STATED PROBLEM »
Read the listing and extract each line that includes the word "School".

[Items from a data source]

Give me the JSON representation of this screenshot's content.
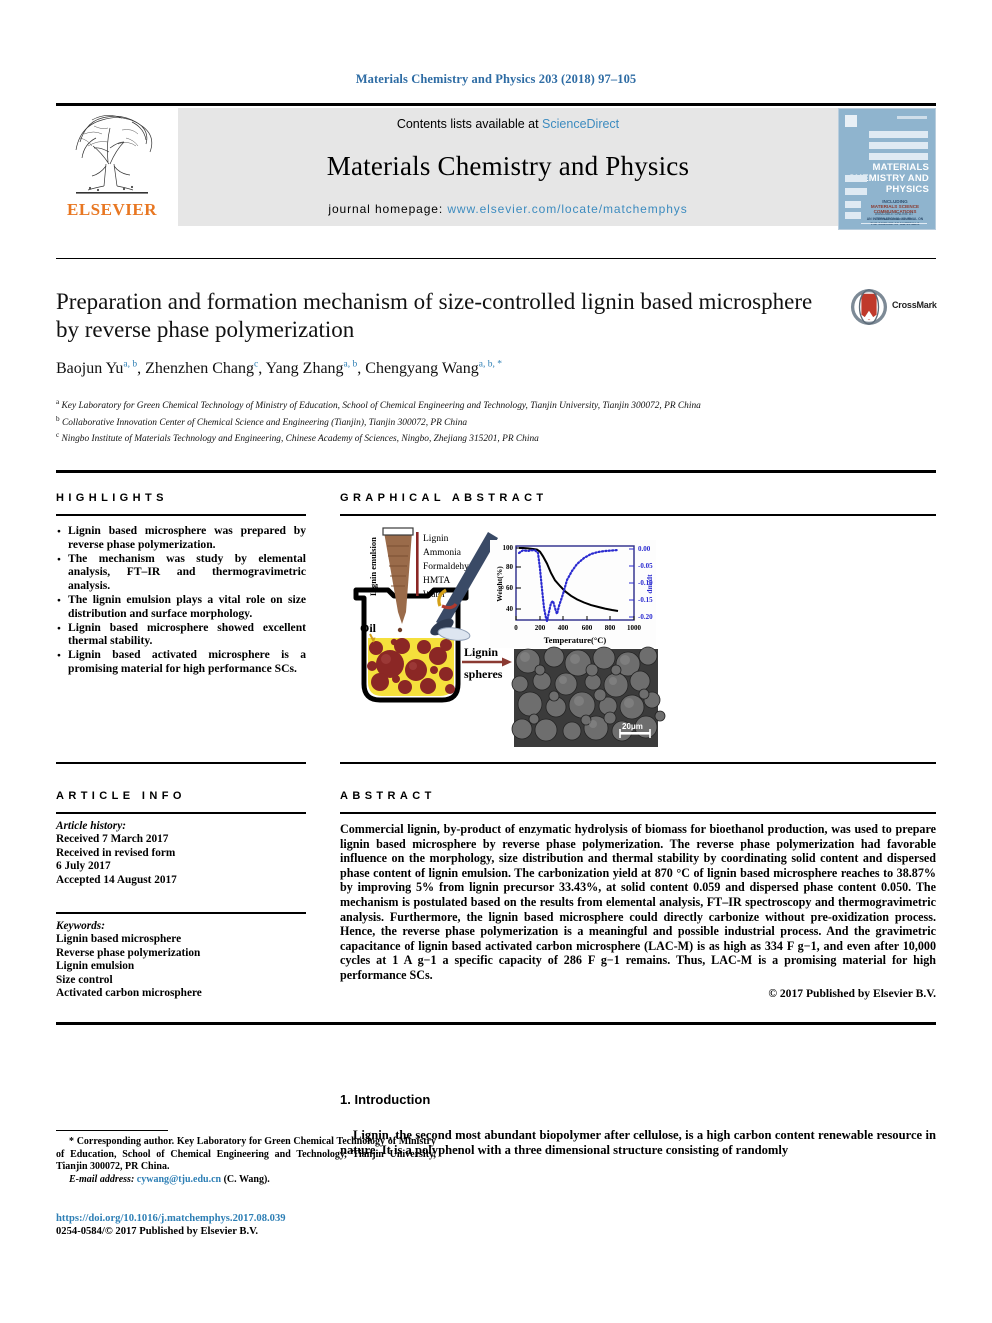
{
  "running_head": "Materials Chemistry and Physics 203 (2018) 97–105",
  "banner": {
    "publisher": "ELSEVIER",
    "contents_prefix": "Contents lists available at ",
    "contents_link": "ScienceDirect",
    "journal_title": "Materials Chemistry and Physics",
    "homepage_prefix": "journal homepage: ",
    "homepage_url": "www.elsevier.com/locate/matchemphys",
    "cover": {
      "line1": "MATERIALS",
      "line2": "CHEMISTRY AND",
      "line3": "PHYSICS",
      "sub1": "INCLUDING",
      "sub2": "MATERIALS SCIENCE",
      "sub3": "COMMUNICATIONS",
      "sub4": "AN INTERNATIONAL JOURNAL ON THE SCIENCE OF MATERIALS",
      "footer1": "AVAILABLE ONLINE AT",
      "footer2": "www.sciencedirect.com"
    }
  },
  "article": {
    "title": "Preparation and formation mechanism of size-controlled lignin based microsphere by reverse phase polymerization",
    "crossmark_label": "CrossMark",
    "authors": [
      {
        "name": "Baojun Yu",
        "marks": "a, b",
        "sep": ", "
      },
      {
        "name": "Zhenzhen Chang",
        "marks": "c",
        "sep": ", "
      },
      {
        "name": "Yang Zhang",
        "marks": "a, b",
        "sep": ", "
      },
      {
        "name": "Chengyang Wang",
        "marks": "a, b, *",
        "sep": ""
      }
    ],
    "affiliations": [
      {
        "mark": "a",
        "text": "Key Laboratory for Green Chemical Technology of Ministry of Education, School of Chemical Engineering and Technology, Tianjin University, Tianjin 300072, PR China"
      },
      {
        "mark": "b",
        "text": "Collaborative Innovation Center of Chemical Science and Engineering (Tianjin), Tianjin 300072, PR China"
      },
      {
        "mark": "c",
        "text": "Ningbo Institute of Materials Technology and Engineering, Chinese Academy of Sciences, Ningbo, Zhejiang 315201, PR China"
      }
    ]
  },
  "highlights": {
    "heading": "HIGHLIGHTS",
    "items": [
      "Lignin based microsphere was prepared by reverse phase polymerization.",
      "The mechanism was study by elemental analysis, FT–IR and thermogravimetric analysis.",
      "The lignin emulsion plays a vital role on size distribution and surface morphology.",
      "Lignin based microsphere showed excellent thermal stability.",
      "Lignin based activated microsphere is a promising material for high performance SCs."
    ]
  },
  "graphical_abstract": {
    "heading": "GRAPHICAL ABSTRACT",
    "labels": {
      "emulsion_vertical": "Lignin emulsion",
      "reagents": [
        "Lignin",
        "Ammonia",
        "Formaldehyde",
        "HMTA",
        "Water"
      ],
      "oil": "Oil",
      "arrow_label_line1": "Lignin",
      "arrow_label_line2": "spheres",
      "scale_bar": "20μm"
    },
    "chart_colors": {
      "tga_curve": "#000000",
      "dtg_curve": "#2a2ad0",
      "right_axis": "#2a2ad0"
    }
  },
  "chart_data": {
    "type": "line",
    "title": "",
    "xlabel": "Temperature(°C)",
    "ylabel": "Weight(%)",
    "y2label": "dm/dt",
    "xlim": [
      0,
      1000
    ],
    "ylim": [
      30,
      105
    ],
    "y2lim": [
      -0.225,
      0.01
    ],
    "xticks": [
      0,
      200,
      400,
      600,
      800,
      1000
    ],
    "xticklabels": [
      "0",
      "200",
      "400",
      "600",
      "800",
      "1000"
    ],
    "yticks": [
      40,
      60,
      80,
      100
    ],
    "yticklabels": [
      "40",
      "60",
      "80",
      "100"
    ],
    "y2ticks": [
      0.0,
      -0.05,
      -0.1,
      -0.15,
      -0.2
    ],
    "y2ticklabels": [
      "0.00",
      "-0.05",
      "-0.10",
      "-0.15",
      "-0.20"
    ],
    "grid": false,
    "legend": "none",
    "series": [
      {
        "name": "TGA weight loss",
        "axis": "left",
        "color": "#000000",
        "style": "solid",
        "x": [
          25,
          60,
          100,
          140,
          170,
          200,
          230,
          260,
          300,
          340,
          380,
          420,
          470,
          520,
          580,
          640,
          700,
          760,
          820,
          870
        ],
        "y": [
          100,
          100,
          99.6,
          99.2,
          98.6,
          96.5,
          92,
          85,
          76,
          69,
          63.5,
          58.5,
          54,
          50.5,
          47.5,
          45,
          43.2,
          41.6,
          40.2,
          39.2
        ]
      },
      {
        "name": "DTG derivative",
        "axis": "right",
        "color": "#2a2ad0",
        "style": "dotted",
        "x": [
          25,
          60,
          100,
          130,
          160,
          185,
          200,
          215,
          230,
          245,
          258,
          270,
          285,
          300,
          315,
          330,
          350,
          380,
          420,
          470,
          520,
          580,
          640,
          700,
          760,
          820,
          870
        ],
        "y": [
          -0.012,
          -0.004,
          -0.006,
          -0.004,
          -0.004,
          -0.012,
          -0.06,
          -0.12,
          -0.175,
          -0.205,
          -0.215,
          -0.188,
          -0.162,
          -0.155,
          -0.175,
          -0.195,
          -0.17,
          -0.135,
          -0.105,
          -0.078,
          -0.058,
          -0.042,
          -0.03,
          -0.022,
          -0.017,
          -0.015,
          -0.014
        ]
      }
    ]
  },
  "article_info": {
    "heading": "ARTICLE INFO",
    "history_label": "Article history:",
    "history": [
      "Received 7 March 2017",
      "Received in revised form",
      "6 July 2017",
      "Accepted 14 August 2017"
    ],
    "keywords_label": "Keywords:",
    "keywords": [
      "Lignin based microsphere",
      "Reverse phase polymerization",
      "Lignin emulsion",
      "Size control",
      "Activated carbon microsphere"
    ]
  },
  "abstract": {
    "heading": "ABSTRACT",
    "text": "Commercial lignin, by-product of enzymatic hydrolysis of biomass for bioethanol production, was used to prepare lignin based microsphere by reverse phase polymerization. The reverse phase polymerization had favorable influence on the morphology, size distribution and thermal stability by coordinating solid content and dispersed phase content of lignin emulsion. The carbonization yield at 870 °C of lignin based microsphere reaches to 38.87% by improving 5% from lignin precursor 33.43%, at solid content 0.059 and dispersed phase content 0.050. The mechanism is postulated based on the results from elemental analysis, FT–IR spectroscopy and thermogravimetric analysis. Furthermore, the lignin based microsphere could directly carbonize without pre-oxidization process. Hence, the reverse phase polymerization is a meaningful and possible industrial process. And the gravimetric capacitance of lignin based activated carbon microsphere (LAC-M) is as high as 334 F g−1, and even after 10,000 cycles at 1 A g−1 a specific capacity of 286 F g−1 remains. Thus, LAC-M is a promising material for high performance SCs.",
    "copyright": "© 2017 Published by Elsevier B.V."
  },
  "introduction": {
    "number_and_title": "1. Introduction",
    "paragraph": "Lignin, the second most abundant biopolymer after cellulose, is a high carbon content renewable resource in nature. It is a polyphenol with a three dimensional structure consisting of randomly"
  },
  "footnote": {
    "corresponding": "* Corresponding author. Key Laboratory for Green Chemical Technology of Ministry of Education, School of Chemical Engineering and Technology, Tianjin University, Tianjin 300072, PR China.",
    "email_label": "E-mail address:",
    "email": "cywang@tju.edu.cn",
    "email_suffix": "(C. Wang).",
    "doi": "https://doi.org/10.1016/j.matchemphys.2017.08.039",
    "issn_line": "0254-0584/© 2017 Published by Elsevier B.V."
  }
}
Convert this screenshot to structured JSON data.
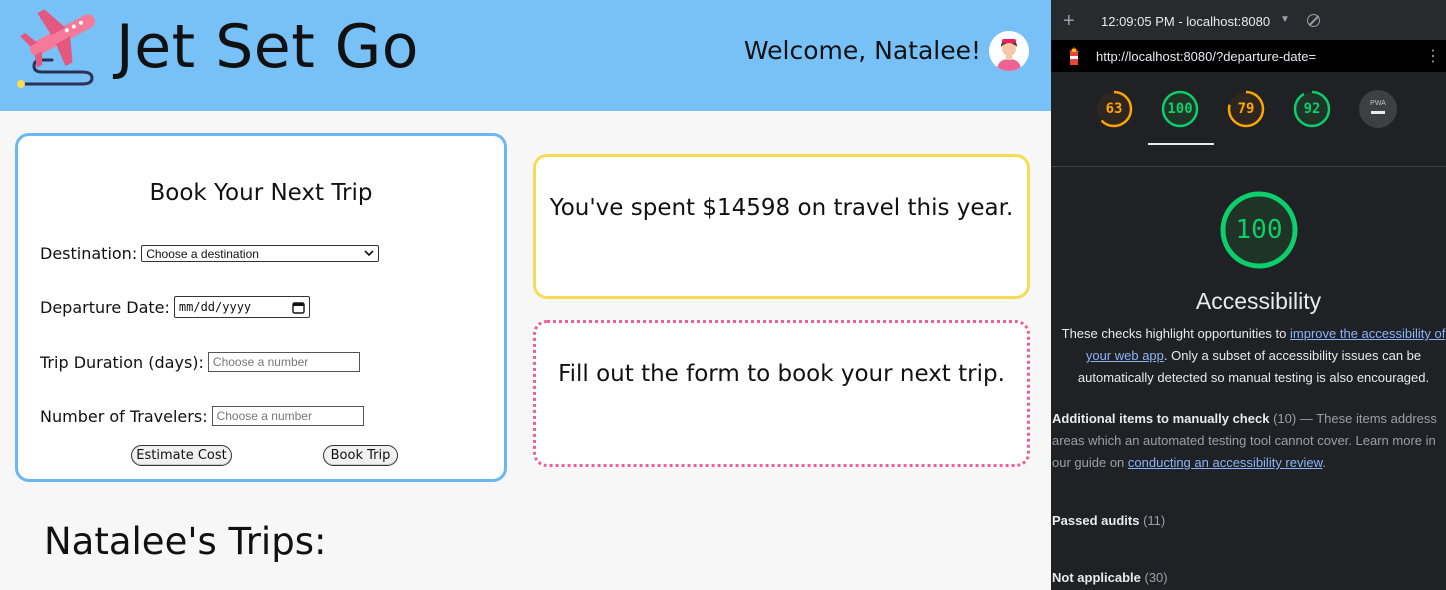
{
  "app": {
    "brand": "Jet Set Go",
    "welcome": "Welcome, Natalee!",
    "form": {
      "title": "Book Your Next Trip",
      "destination_label": "Destination:",
      "destination_value": "Choose a destination",
      "departure_label": "Departure Date:",
      "departure_value": "mm/dd/yyyy",
      "duration_label": "Trip Duration (days):",
      "duration_placeholder": "Choose a number",
      "travelers_label": "Number of Travelers:",
      "travelers_placeholder": "Choose a number",
      "estimate_button": "Estimate Cost",
      "book_button": "Book Trip"
    },
    "spent_message": "You've spent $14598 on travel this year.",
    "info_message": "Fill out the form to book your next trip.",
    "trips_title": "Natalee's Trips:"
  },
  "devtools": {
    "session": "12:09:05 PM - localhost:8080",
    "url": "http://localhost:8080/?departure-date=",
    "scores": [
      {
        "value": "63",
        "color": "#ffa400",
        "fraction": 0.63
      },
      {
        "value": "100",
        "color": "#0cce6b",
        "fraction": 1.0
      },
      {
        "value": "79",
        "color": "#ffa400",
        "fraction": 0.79
      },
      {
        "value": "92",
        "color": "#0cce6b",
        "fraction": 0.92
      }
    ],
    "pwa_label": "PWA",
    "accessibility_score": "100",
    "accessibility_title": "Accessibility",
    "desc_pre": "These checks highlight opportunities to ",
    "desc_link": "improve the accessibility of your web app",
    "desc_post": ". Only a subset of accessibility issues can be automatically detected so manual testing is also encouraged.",
    "manual_title": "Additional items to manually check",
    "manual_count": "(10)",
    "manual_dash": "—",
    "manual_text": "These items address areas which an automated testing tool cannot cover. Learn more in our guide on ",
    "manual_link": "conducting an accessibility review",
    "manual_end": ".",
    "passed_label": "Passed audits",
    "passed_count": "(11)",
    "na_label": "Not applicable",
    "na_count": "(30)"
  }
}
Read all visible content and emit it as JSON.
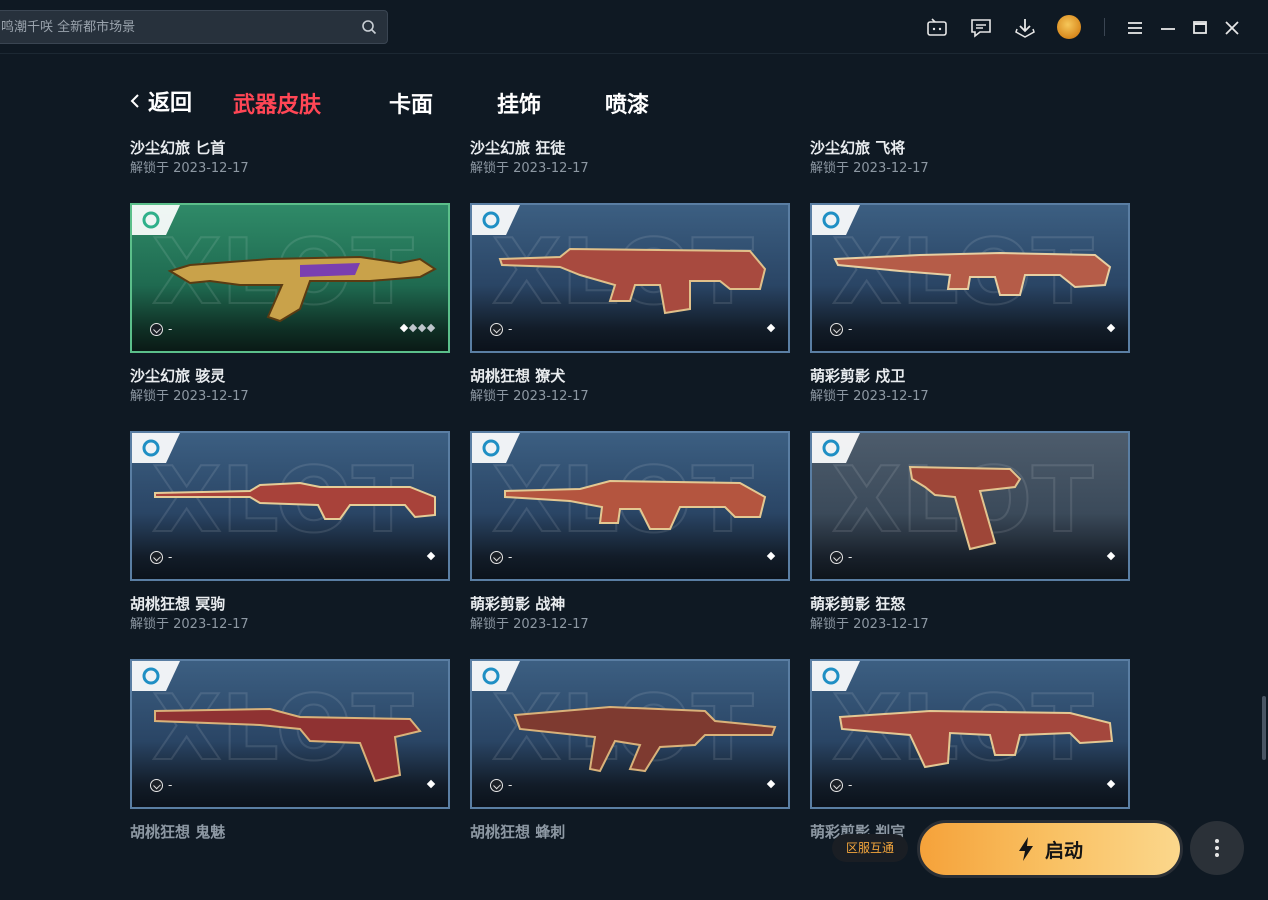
{
  "search": {
    "placeholder": "鸣潮千咲 全新都市场景"
  },
  "nav": {
    "back_label": "返回",
    "tabs": [
      {
        "label": "武器皮肤",
        "active": true
      },
      {
        "label": "卡面",
        "active": false
      },
      {
        "label": "挂饰",
        "active": false
      },
      {
        "label": "喷漆",
        "active": false
      }
    ]
  },
  "top_row": [
    {
      "name": "沙尘幻旅 匕首",
      "date": "解锁于 2023-12-17"
    },
    {
      "name": "沙尘幻旅 狂徒",
      "date": "解锁于 2023-12-17"
    },
    {
      "name": "沙尘幻旅 飞将",
      "date": "解锁于 2023-12-17"
    }
  ],
  "cards": [
    {
      "name": "沙尘幻旅 骇灵",
      "date": "解锁于 2023-12-17",
      "rank": "-",
      "style": "green",
      "levels": 4,
      "level": 1
    },
    {
      "name": "胡桃狂想 獠犬",
      "date": "解锁于 2023-12-17",
      "rank": "-",
      "style": "blue",
      "levels": 1,
      "level": 1
    },
    {
      "name": "萌彩剪影 戍卫",
      "date": "解锁于 2023-12-17",
      "rank": "-",
      "style": "blue",
      "levels": 1,
      "level": 1
    },
    {
      "name": "胡桃狂想 冥驹",
      "date": "解锁于 2023-12-17",
      "rank": "-",
      "style": "blue",
      "levels": 1,
      "level": 1
    },
    {
      "name": "萌彩剪影 战神",
      "date": "解锁于 2023-12-17",
      "rank": "-",
      "style": "blue",
      "levels": 1,
      "level": 1
    },
    {
      "name": "萌彩剪影 狂怒",
      "date": "解锁于 2023-12-17",
      "rank": "-",
      "style": "gray",
      "levels": 1,
      "level": 1
    },
    {
      "name": "胡桃狂想 鬼魅",
      "date": "",
      "rank": "-",
      "style": "blue",
      "levels": 1,
      "level": 1
    },
    {
      "name": "胡桃狂想 蜂刺",
      "date": "",
      "rank": "-",
      "style": "blue",
      "levels": 1,
      "level": 1
    },
    {
      "name": "萌彩剪影 判官",
      "date": "",
      "rank": "-",
      "style": "blue",
      "levels": 1,
      "level": 1
    }
  ],
  "bottom": {
    "badge": "区服互通",
    "launch_label": "启动"
  },
  "colors": {
    "accent_red": "#ff4655",
    "launch_orange": "#f5a23a",
    "background": "#0f1923"
  }
}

THE OUTPUT »
        "text": "Key Laboratory for Green Chemical Technology of Ministry of Education, School of Chemical Engineering and Technology, Tianjin University, Tianjin 300072, PR China"
    "corresponding": "* Corresponding author. Key Laboratory for Green Chemical Technology of Ministry of Education, School of Chemical Engineering and Technology, Tianjin University, Tianjin 300072, PR China.",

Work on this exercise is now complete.